**TASK GOAL**. All the data beneath this line is to be reproduced exactly.

**INPUT FOR THIS TASK**.

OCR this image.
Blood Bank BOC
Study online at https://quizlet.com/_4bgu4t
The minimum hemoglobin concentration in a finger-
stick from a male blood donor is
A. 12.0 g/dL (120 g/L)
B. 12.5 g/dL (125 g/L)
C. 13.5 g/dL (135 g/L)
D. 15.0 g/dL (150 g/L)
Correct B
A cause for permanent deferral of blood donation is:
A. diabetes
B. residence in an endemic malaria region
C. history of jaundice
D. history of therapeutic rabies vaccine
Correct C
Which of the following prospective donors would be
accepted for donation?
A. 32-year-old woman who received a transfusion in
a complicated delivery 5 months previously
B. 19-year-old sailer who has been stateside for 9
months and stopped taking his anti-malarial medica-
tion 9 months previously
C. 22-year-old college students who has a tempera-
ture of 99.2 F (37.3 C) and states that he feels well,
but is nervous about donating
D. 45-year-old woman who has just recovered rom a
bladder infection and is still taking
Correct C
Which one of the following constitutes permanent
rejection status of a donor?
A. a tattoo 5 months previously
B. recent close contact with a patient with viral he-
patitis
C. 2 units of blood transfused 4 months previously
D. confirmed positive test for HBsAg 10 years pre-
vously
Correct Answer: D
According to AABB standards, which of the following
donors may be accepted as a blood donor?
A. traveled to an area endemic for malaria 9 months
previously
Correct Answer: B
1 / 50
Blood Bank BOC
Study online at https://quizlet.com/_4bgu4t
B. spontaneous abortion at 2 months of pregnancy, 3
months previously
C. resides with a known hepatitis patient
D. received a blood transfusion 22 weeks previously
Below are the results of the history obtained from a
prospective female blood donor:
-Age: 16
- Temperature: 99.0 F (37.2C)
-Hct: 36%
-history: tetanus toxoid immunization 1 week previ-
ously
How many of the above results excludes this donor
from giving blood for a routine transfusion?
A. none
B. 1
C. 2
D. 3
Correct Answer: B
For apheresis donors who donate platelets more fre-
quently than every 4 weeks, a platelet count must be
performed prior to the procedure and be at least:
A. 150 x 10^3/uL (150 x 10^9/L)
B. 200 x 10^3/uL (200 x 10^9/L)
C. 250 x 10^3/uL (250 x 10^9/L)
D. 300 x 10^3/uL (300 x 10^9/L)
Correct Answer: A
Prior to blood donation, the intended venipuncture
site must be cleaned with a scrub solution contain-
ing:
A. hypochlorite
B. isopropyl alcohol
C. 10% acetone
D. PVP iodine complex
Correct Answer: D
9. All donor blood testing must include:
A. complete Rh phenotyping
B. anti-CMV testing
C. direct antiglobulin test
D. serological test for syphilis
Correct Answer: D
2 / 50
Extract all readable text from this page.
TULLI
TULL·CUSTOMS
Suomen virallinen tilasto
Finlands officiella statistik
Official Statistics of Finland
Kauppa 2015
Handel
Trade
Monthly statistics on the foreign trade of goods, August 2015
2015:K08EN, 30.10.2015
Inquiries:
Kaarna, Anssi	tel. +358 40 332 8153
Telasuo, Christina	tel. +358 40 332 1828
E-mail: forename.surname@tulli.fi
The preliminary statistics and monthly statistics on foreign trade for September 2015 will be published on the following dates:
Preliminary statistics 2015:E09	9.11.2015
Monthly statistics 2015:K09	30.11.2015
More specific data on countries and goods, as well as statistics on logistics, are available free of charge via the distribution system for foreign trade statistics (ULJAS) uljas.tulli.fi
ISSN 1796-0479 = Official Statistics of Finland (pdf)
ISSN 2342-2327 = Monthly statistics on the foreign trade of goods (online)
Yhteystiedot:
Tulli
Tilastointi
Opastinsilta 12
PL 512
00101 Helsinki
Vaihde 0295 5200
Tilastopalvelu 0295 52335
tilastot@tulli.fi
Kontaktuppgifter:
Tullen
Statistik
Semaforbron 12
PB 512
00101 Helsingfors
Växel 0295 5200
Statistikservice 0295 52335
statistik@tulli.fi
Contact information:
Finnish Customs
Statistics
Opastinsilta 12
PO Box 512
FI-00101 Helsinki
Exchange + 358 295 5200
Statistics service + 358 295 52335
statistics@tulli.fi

**OUTPUT OF THE TASK**.
OCR this image.
Blood Bank BOC
Study online at https://quizlet.com/_4bgu4t
The minimum hemoglobin concentration in a finger-
stick from a male blood donor is
A. 12.0 g/dL (120 g/L)
B. 12.5 g/dL (125 g/L)
C. 13.5 g/dL (135 g/L)
D. 15.0 g/dL (150 g/L)
Correct B
A cause for permanent deferral of blood donation is:
A. diabetes
B. residence in an endemic malaria region
C. history of jaundice
D. history of therapeutic rabies vaccine
Correct C
Which of the following prospective donors would be
accepted for donation?
A. 32-year-old woman who received a transfusion in
a complicated delivery 5 months previously
B. 19-year-old sailer who has been stateside for 9
months and stopped taking his anti-malarial medica-
tion 9 months previously
C. 22-year-old college students who has a tempera-
ture of 99.2 F (37.3 C) and states that he feels well,
but is nervous about donating
D. 45-year-old woman who has just recovered rom a
bladder infection and is still taking
Correct C
Which one of the following constitutes permanent
rejection status of a donor?
A. a tattoo 5 months previously
B. recent close contact with a patient with viral he-
patitis
C. 2 units of blood transfused 4 months previously
D. confirmed positive test for HBsAg 10 years pre-
vously
Correct Answer: D
According to AABB standards, which of the following
donors may be accepted as a blood donor?
A. traveled to an area endemic for malaria 9 months
previously
Correct Answer: B
1 / 50
Blood Bank BOC
Study online at https://quizlet.com/_4bgu4t
B. spontaneous abortion at 2 months of pregnancy, 3
months previously
C. resides with a known hepatitis patient
D. received a blood transfusion 22 weeks previously
Below are the results of the history obtained from a
prospective female blood donor:
-Age: 16
- Temperature: 99.0 F (37.2C)
-Hct: 36%
-history: tetanus toxoid immunization 1 week previ-
ously
How many of the above results excludes this donor
from giving blood for a routine transfusion?
A. none
B. 1
C. 2
D. 3
Correct Answer: B
For apheresis donors who donate platelets more fre-
quently than every 4 weeks, a platelet count must be
performed prior to the procedure and be at least:
A. 150 x 10^3/uL (150 x 10^9/L)
B. 200 x 10^3/uL (200 x 10^9/L)
C. 250 x 10^3/uL (250 x 10^9/L)
D. 300 x 10^3/uL (300 x 10^9/L)
Correct Answer: A
Prior to blood donation, the intended venipuncture
site must be cleaned with a scrub solution contain-
ing:
A. hypochlorite
B. isopropyl alcohol
C. 10% acetone
D. PVP iodine complex
Correct Answer: D
9. All donor blood testing must include:
A. complete Rh phenotyping
B. anti-CMV testing
C. direct antiglobulin test
D. serological test for syphilis
Correct Answer: D
2 / 50
Extract all readable text from this page.
TULLI
TULL·CUSTOMS
Suomen virallinen tilasto
Finlands officiella statistik
Official Statistics of Finland
Kauppa 2015
Handel
Trade
Monthly statistics on the foreign trade of goods, August 2015
2015:K08EN, 30.10.2015
Inquiries:
Kaarna, Anssi	tel. +358 40 332 8153
Telasuo, Christina	tel. +358 40 332 1828
E-mail: forename.surname@tulli.fi
The preliminary statistics and monthly statistics on foreign trade for September 2015 will be published on the following dates:
Preliminary statistics 2015:E09	9.11.2015
Monthly statistics 2015:K09	30.11.2015
More specific data on countries and goods, as well as statistics on logistics, are available free of charge via the distribution system for foreign trade statistics (ULJAS) uljas.tulli.fi
ISSN 1796-0479 = Official Statistics of Finland (pdf)
ISSN 2342-2327 = Monthly statistics on the foreign trade of goods (online)
Yhteystiedot:
Tulli
Tilastointi
Opastinsilta 12
PL 512
00101 Helsinki
Vaihde 0295 5200
Tilastopalvelu 0295 52335
tilastot@tulli.fi
Kontaktuppgifter:
Tullen
Statistik
Semaforbron 12
PB 512
00101 Helsingfors
Växel 0295 5200
Statistikservice 0295 52335
statistik@tulli.fi
Contact information:
Finnish Customs
Statistics
Opastinsilta 12
PO Box 512
FI-00101 Helsinki
Exchange + 358 295 5200
Statistics service + 358 295 52335
statistics@tulli.fi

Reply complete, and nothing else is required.